Present every line in which the string "title" appears.

------------------------------------------------

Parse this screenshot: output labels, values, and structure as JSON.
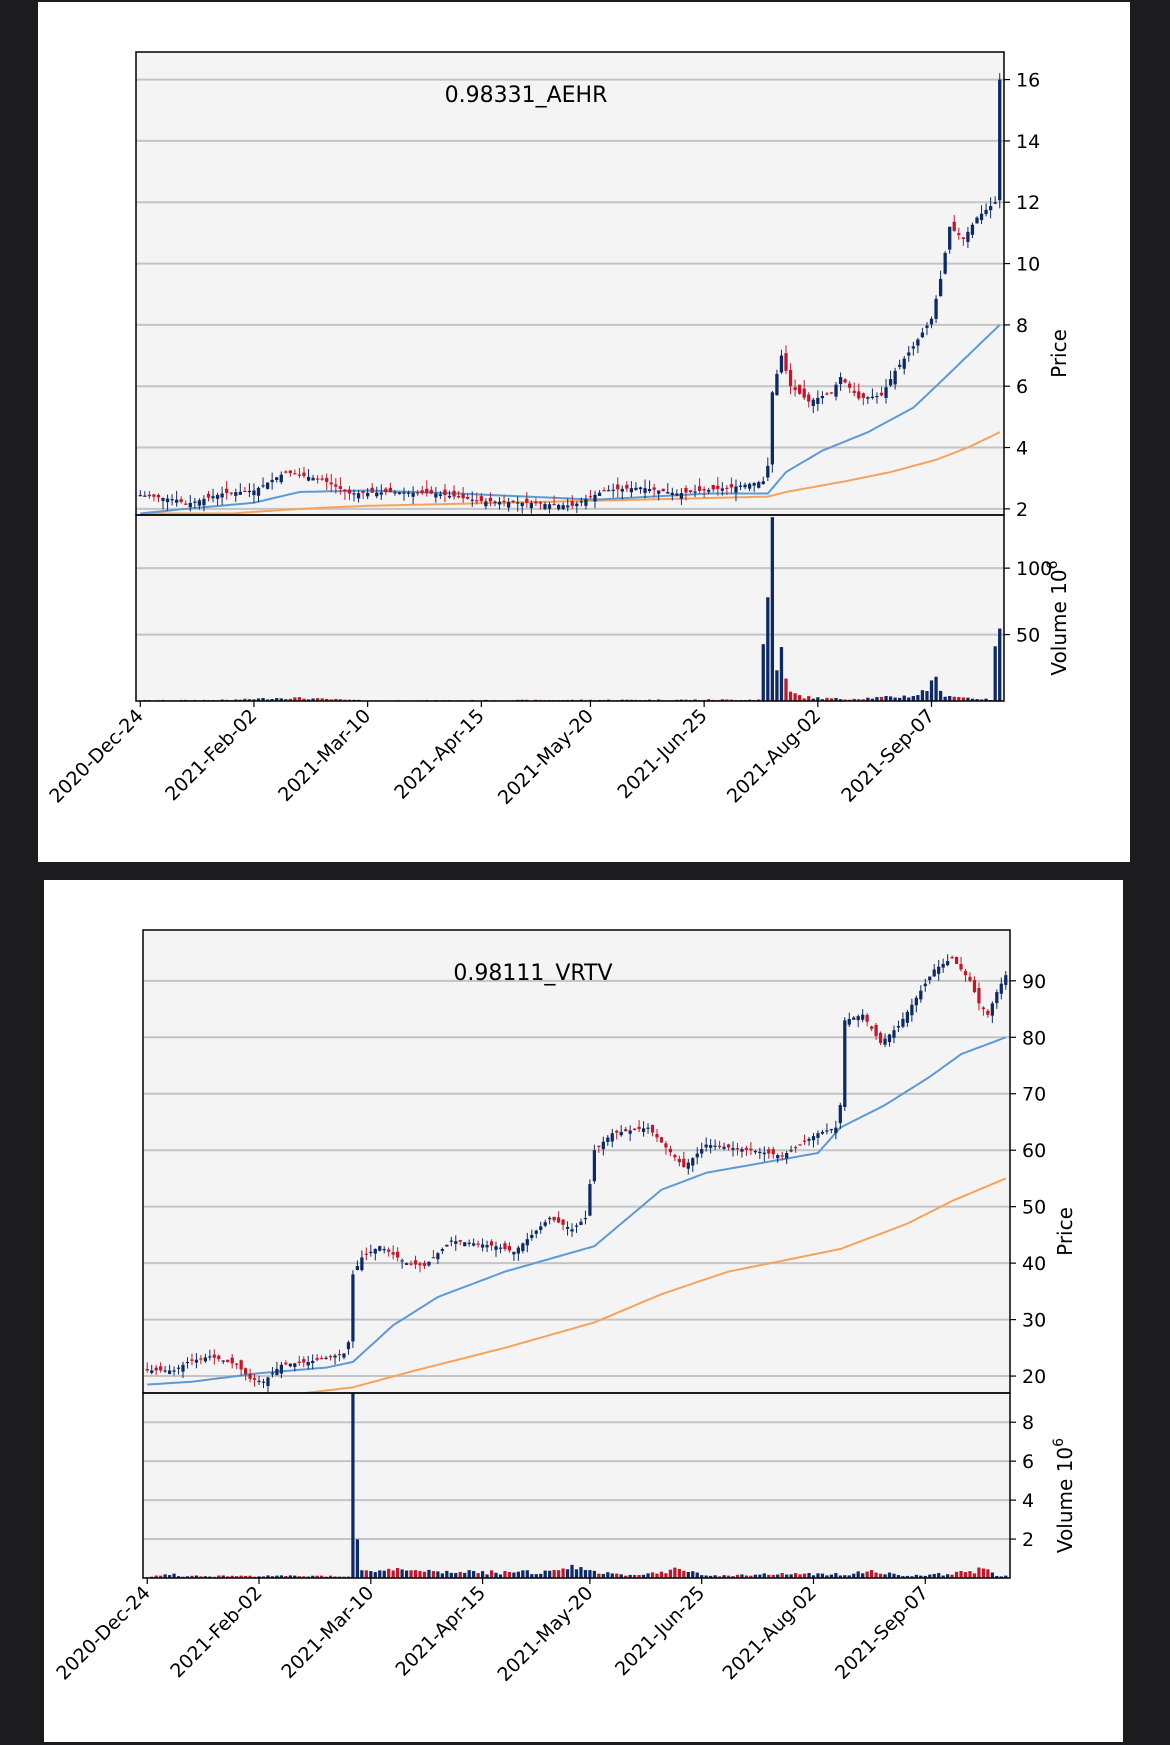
{
  "chart_data": [
    {
      "type": "candlestick",
      "title": "0.98331_AEHR",
      "ylabel": "Price",
      "volume_label": "Volume",
      "volume_unit": "10",
      "volume_exp": "6",
      "price_ylim": [
        1.8,
        16.9
      ],
      "price_ticks": [
        2,
        4,
        6,
        8,
        10,
        12,
        14,
        16
      ],
      "volume_ylim": [
        0,
        140
      ],
      "volume_ticks": [
        50,
        100
      ],
      "n_days": 184,
      "xticks": [
        {
          "i": 0,
          "label": "2020-Dec-24"
        },
        {
          "i": 25,
          "label": "2021-Feb-02"
        },
        {
          "i": 50,
          "label": "2021-Mar-10"
        },
        {
          "i": 75,
          "label": "2021-Apr-15"
        },
        {
          "i": 99,
          "label": "2021-May-20"
        },
        {
          "i": 124,
          "label": "2021-Jun-25"
        },
        {
          "i": 149,
          "label": "2021-Aug-02"
        },
        {
          "i": 174,
          "label": "2021-Sep-07"
        }
      ],
      "close_anchors": [
        [
          0,
          2.45
        ],
        [
          8,
          2.3
        ],
        [
          10,
          2.15
        ],
        [
          18,
          2.5
        ],
        [
          25,
          2.6
        ],
        [
          32,
          3.2
        ],
        [
          40,
          2.95
        ],
        [
          46,
          2.5
        ],
        [
          55,
          2.55
        ],
        [
          65,
          2.5
        ],
        [
          75,
          2.25
        ],
        [
          85,
          2.2
        ],
        [
          95,
          2.1
        ],
        [
          102,
          2.6
        ],
        [
          110,
          2.7
        ],
        [
          118,
          2.5
        ],
        [
          130,
          2.7
        ],
        [
          137,
          2.9
        ],
        [
          138,
          3.4
        ],
        [
          139,
          5.8
        ],
        [
          141,
          7.0
        ],
        [
          143,
          6.0
        ],
        [
          147,
          5.5
        ],
        [
          152,
          5.8
        ],
        [
          154,
          6.3
        ],
        [
          158,
          5.6
        ],
        [
          163,
          5.7
        ],
        [
          166,
          6.5
        ],
        [
          170,
          7.3
        ],
        [
          174,
          8.2
        ],
        [
          176,
          9.5
        ],
        [
          178,
          11.2
        ],
        [
          181,
          10.8
        ],
        [
          184,
          11.5
        ],
        [
          188,
          12.0
        ],
        [
          189,
          16.0
        ]
      ],
      "sma_fast_anchors": [
        [
          0,
          1.85
        ],
        [
          10,
          2.0
        ],
        [
          25,
          2.2
        ],
        [
          35,
          2.55
        ],
        [
          50,
          2.6
        ],
        [
          70,
          2.5
        ],
        [
          100,
          2.3
        ],
        [
          125,
          2.5
        ],
        [
          138,
          2.5
        ],
        [
          142,
          3.2
        ],
        [
          150,
          3.9
        ],
        [
          160,
          4.5
        ],
        [
          170,
          5.3
        ],
        [
          175,
          6.0
        ],
        [
          182,
          7.0
        ],
        [
          189,
          8.0
        ]
      ],
      "sma_slow_anchors": [
        [
          20,
          1.85
        ],
        [
          35,
          2.0
        ],
        [
          50,
          2.1
        ],
        [
          80,
          2.2
        ],
        [
          110,
          2.3
        ],
        [
          138,
          2.4
        ],
        [
          142,
          2.55
        ],
        [
          155,
          2.9
        ],
        [
          165,
          3.2
        ],
        [
          175,
          3.6
        ],
        [
          182,
          4.0
        ],
        [
          189,
          4.5
        ]
      ],
      "volume_anchors": [
        [
          0,
          0.5
        ],
        [
          20,
          0.8
        ],
        [
          32,
          2.5
        ],
        [
          40,
          1.5
        ],
        [
          50,
          0.4
        ],
        [
          100,
          0.8
        ],
        [
          136,
          1.0
        ],
        [
          138,
          78
        ],
        [
          139,
          135
        ],
        [
          140,
          33
        ],
        [
          141,
          33
        ],
        [
          142,
          15
        ],
        [
          143,
          6
        ],
        [
          146,
          3
        ],
        [
          150,
          2
        ],
        [
          155,
          1.5
        ],
        [
          166,
          3
        ],
        [
          170,
          4
        ],
        [
          173,
          8
        ],
        [
          174,
          21
        ],
        [
          176,
          6
        ],
        [
          180,
          3
        ],
        [
          187,
          1
        ],
        [
          189,
          62
        ]
      ]
    },
    {
      "type": "candlestick",
      "title": "0.98111_VRTV",
      "ylabel": "Price",
      "volume_label": "Volume",
      "volume_unit": "10",
      "volume_exp": "6",
      "price_ylim": [
        17,
        99
      ],
      "price_ticks": [
        20,
        30,
        40,
        50,
        60,
        70,
        80,
        90
      ],
      "volume_ylim": [
        0,
        9.5
      ],
      "volume_ticks": [
        2,
        4,
        6,
        8
      ],
      "n_days": 189,
      "xticks": [
        {
          "i": 0,
          "label": "2020-Dec-24"
        },
        {
          "i": 25,
          "label": "2021-Feb-02"
        },
        {
          "i": 50,
          "label": "2021-Mar-10"
        },
        {
          "i": 75,
          "label": "2021-Apr-15"
        },
        {
          "i": 99,
          "label": "2021-May-20"
        },
        {
          "i": 124,
          "label": "2021-Jun-25"
        },
        {
          "i": 149,
          "label": "2021-Aug-02"
        },
        {
          "i": 174,
          "label": "2021-Sep-07"
        }
      ],
      "close_anchors": [
        [
          0,
          21
        ],
        [
          6,
          21
        ],
        [
          9,
          22.5
        ],
        [
          14,
          23.5
        ],
        [
          20,
          22
        ],
        [
          23,
          19.5
        ],
        [
          26,
          19
        ],
        [
          30,
          22
        ],
        [
          36,
          22.5
        ],
        [
          44,
          24
        ],
        [
          45,
          26
        ],
        [
          46,
          38
        ],
        [
          48,
          41
        ],
        [
          52,
          43
        ],
        [
          58,
          40
        ],
        [
          62,
          39.5
        ],
        [
          68,
          44
        ],
        [
          78,
          43
        ],
        [
          82,
          42
        ],
        [
          90,
          48
        ],
        [
          95,
          46
        ],
        [
          98,
          48
        ],
        [
          100,
          60
        ],
        [
          104,
          63
        ],
        [
          112,
          64
        ],
        [
          120,
          57
        ],
        [
          125,
          61
        ],
        [
          135,
          60
        ],
        [
          142,
          59
        ],
        [
          150,
          63
        ],
        [
          154,
          64
        ],
        [
          155,
          68
        ],
        [
          156,
          83
        ],
        [
          160,
          84
        ],
        [
          164,
          79
        ],
        [
          168,
          82
        ],
        [
          172,
          87
        ],
        [
          176,
          92
        ],
        [
          180,
          94
        ],
        [
          184,
          90
        ],
        [
          186,
          86
        ],
        [
          188,
          84
        ],
        [
          190,
          88
        ],
        [
          192,
          91
        ]
      ],
      "sma_fast_anchors": [
        [
          0,
          18.5
        ],
        [
          10,
          19
        ],
        [
          25,
          20.5
        ],
        [
          40,
          21.5
        ],
        [
          46,
          22.5
        ],
        [
          55,
          29
        ],
        [
          65,
          34
        ],
        [
          80,
          38.5
        ],
        [
          100,
          43
        ],
        [
          115,
          53
        ],
        [
          125,
          56
        ],
        [
          150,
          59.5
        ],
        [
          155,
          64
        ],
        [
          165,
          68
        ],
        [
          175,
          73
        ],
        [
          182,
          77
        ],
        [
          192,
          80
        ]
      ],
      "sma_slow_anchors": [
        [
          30,
          16.5
        ],
        [
          46,
          18
        ],
        [
          60,
          21
        ],
        [
          80,
          25
        ],
        [
          100,
          29.5
        ],
        [
          115,
          34.5
        ],
        [
          130,
          38.5
        ],
        [
          155,
          42.5
        ],
        [
          170,
          47
        ],
        [
          180,
          51
        ],
        [
          192,
          55
        ]
      ],
      "volume_anchors": [
        [
          0,
          0.05
        ],
        [
          6,
          0.2
        ],
        [
          8,
          0.1
        ],
        [
          20,
          0.1
        ],
        [
          45,
          0.1
        ],
        [
          46,
          8.8
        ],
        [
          47,
          2.2
        ],
        [
          48,
          0.5
        ],
        [
          52,
          0.35
        ],
        [
          58,
          0.5
        ],
        [
          60,
          0.3
        ],
        [
          90,
          0.3
        ],
        [
          95,
          0.5
        ],
        [
          100,
          0.3
        ],
        [
          110,
          0.15
        ],
        [
          120,
          0.5
        ],
        [
          125,
          0.1
        ],
        [
          140,
          0.2
        ],
        [
          158,
          0.2
        ],
        [
          160,
          0.35
        ],
        [
          170,
          0.1
        ],
        [
          185,
          0.3
        ],
        [
          187,
          0.5
        ],
        [
          190,
          0.1
        ]
      ]
    }
  ]
}
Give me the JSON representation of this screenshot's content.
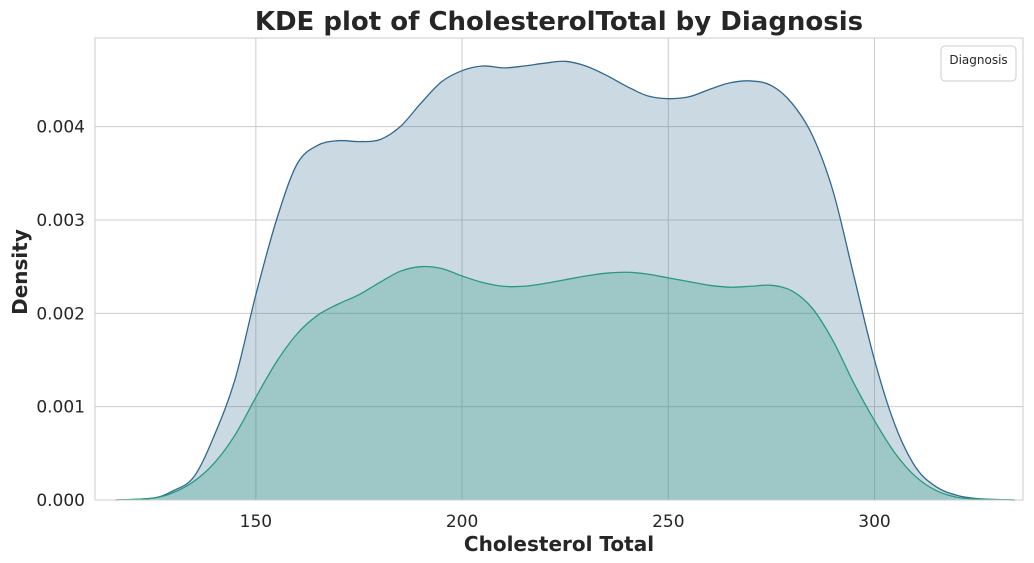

------------------------------------------------

*CORRECT ANSWER*:
      "title": "0.98331_AEHR",
      "title": "0.98111_VRTV",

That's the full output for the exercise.